Short task: Leave out the pictures and restate the rest of the data exactly.

**********

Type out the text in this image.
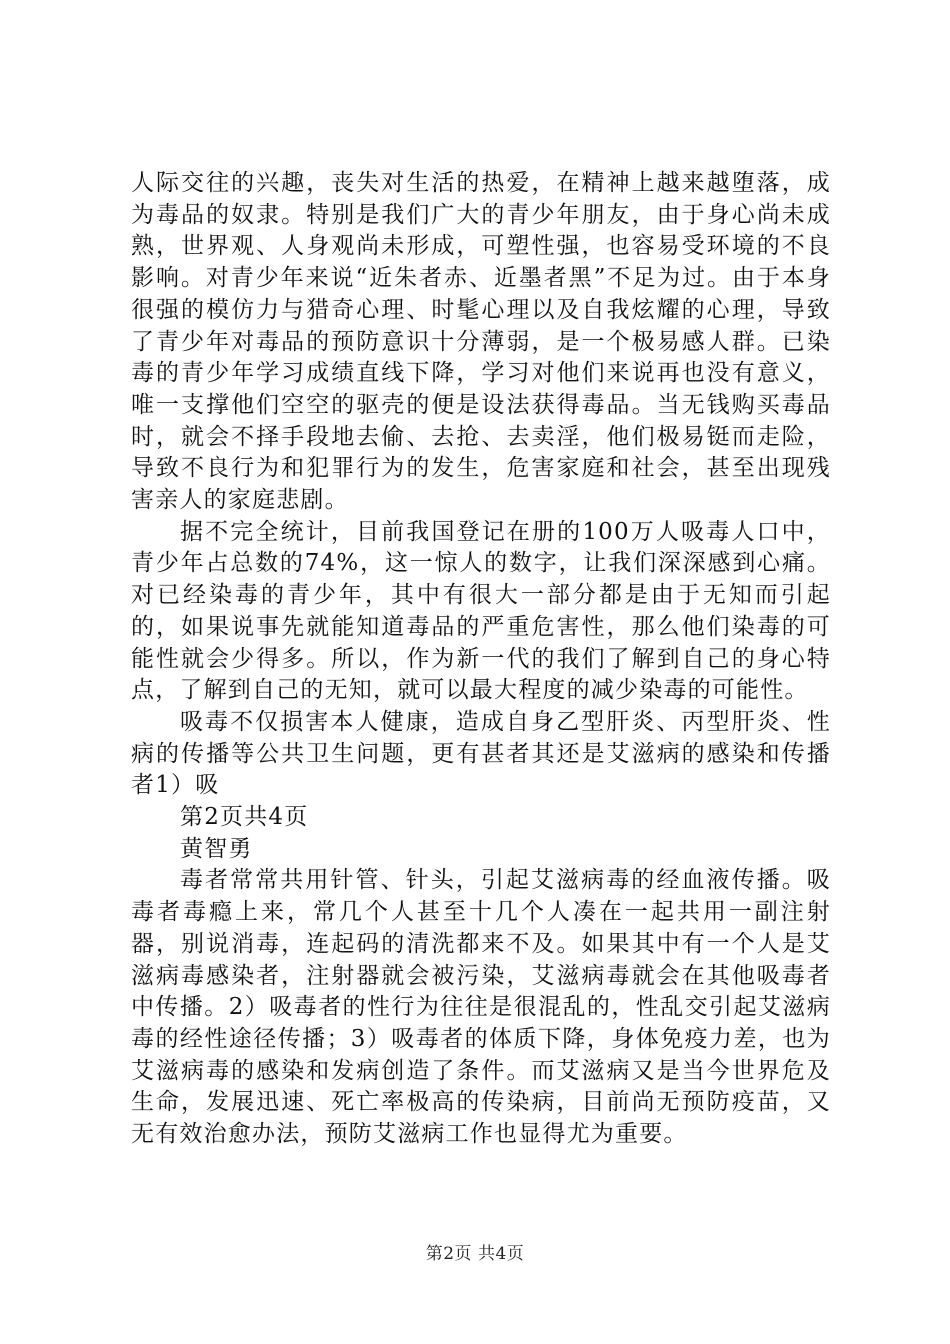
人际交往的兴趣，丧失对生活的热爱，在精神上越来越堕落，成为毒品的奴隶。特别是我们广大的青少年朋友，由于身心尚未成熟，世界观、人身观尚未形成，可塑性强，也容易受环境的不良影响。对青少年来说“近朱者赤、近墨者黑”不足为过。由于本身很强的模仿力与猎奇心理、时髦心理以及自我炫耀的心理，导致了青少年对毒品的预防意识十分薄弱，是一个极易感人群。已染毒的青少年学习成绩直线下降，学习对他们来说再也没有意义，唯一支撑他们空空的驱壳的便是设法获得毒品。当无钱购买毒品时，就会不择手段地去偷、去抢、去卖淫，他们极易铤而走险，导致不良行为和犯罪行为的发生，危害家庭和社会，甚至出现残害亲人的家庭悲剧。

据不完全统计，目前我国登记在册的100万人吸毒人口中，青少年占总数的74%，这一惊人的数字，让我们深深感到心痛。对已经染毒的青少年，其中有很大一部分都是由于无知而引起的，如果说事先就能知道毒品的严重危害性，那么他们染毒的可能性就会少得多。所以，作为新一代的我们了解到自己的身心特点，了解到自己的无知，就可以最大程度的减少染毒的可能性。

吸毒不仅损害本人健康，造成自身乙型肝炎、丙型肝炎、性病的传播等公共卫生问题，更有甚者其还是艾滋病的感染和传播者1）吸

第2页共4页

黄智勇

毒者常常共用针管、针头，引起艾滋病毒的经血液传播。吸毒者毒瘾上来，常几个人甚至十几个人凑在一起共用一副注射器，别说消毒，连起码的清洗都来不及。如果其中有一个人是艾滋病毒感染者，注射器就会被污染，艾滋病毒就会在其他吸毒者中传播。2）吸毒者的性行为往往是很混乱的，性乱交引起艾滋病毒的经性途径传播；3）吸毒者的体质下降，身体免疫力差，也为艾滋病毒的感染和发病创造了条件。而艾滋病又是当今世界危及生命，发展迅速、死亡率极高的传染病，目前尚无预防疫苗，又无有效治愈办法，预防艾滋病工作也显得尤为重要。

第2页 共4页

**********

Answer to the problem:
Type out the text in this image.
人际交往的兴趣，丧失对生活的热爱，在精神上越来越堕落，成为毒品的奴隶。特别是我们广大的青少年朋友，由于身心尚未成熟，世界观、人身观尚未形成，可塑性强，也容易受环境的不良影响。对青少年来说“近朱者赤、近墨者黑”不足为过。由于本身很强的模仿力与猎奇心理、时髦心理以及自我炫耀的心理，导致了青少年对毒品的预防意识十分薄弱，是一个极易感人群。已染毒的青少年学习成绩直线下降，学习对他们来说再也没有意义，唯一支撑他们空空的驱壳的便是设法获得毒品。当无钱购买毒品时，就会不择手段地去偷、去抢、去卖淫，他们极易铤而走险，导致不良行为和犯罪行为的发生，危害家庭和社会，甚至出现残害亲人的家庭悲剧。

据不完全统计，目前我国登记在册的100万人吸毒人口中，青少年占总数的74%，这一惊人的数字，让我们深深感到心痛。对已经染毒的青少年，其中有很大一部分都是由于无知而引起的，如果说事先就能知道毒品的严重危害性，那么他们染毒的可能性就会少得多。所以，作为新一代的我们了解到自己的身心特点，了解到自己的无知，就可以最大程度的减少染毒的可能性。

吸毒不仅损害本人健康，造成自身乙型肝炎、丙型肝炎、性病的传播等公共卫生问题，更有甚者其还是艾滋病的感染和传播者1）吸

第2页共4页

黄智勇

毒者常常共用针管、针头，引起艾滋病毒的经血液传播。吸毒者毒瘾上来，常几个人甚至十几个人凑在一起共用一副注射器，别说消毒，连起码的清洗都来不及。如果其中有一个人是艾滋病毒感染者，注射器就会被污染，艾滋病毒就会在其他吸毒者中传播。2）吸毒者的性行为往往是很混乱的，性乱交引起艾滋病毒的经性途径传播；3）吸毒者的体质下降，身体免疫力差，也为艾滋病毒的感染和发病创造了条件。而艾滋病又是当今世界危及生命，发展迅速、死亡率极高的传染病，目前尚无预防疫苗，又无有效治愈办法，预防艾滋病工作也显得尤为重要。

第2页 共4页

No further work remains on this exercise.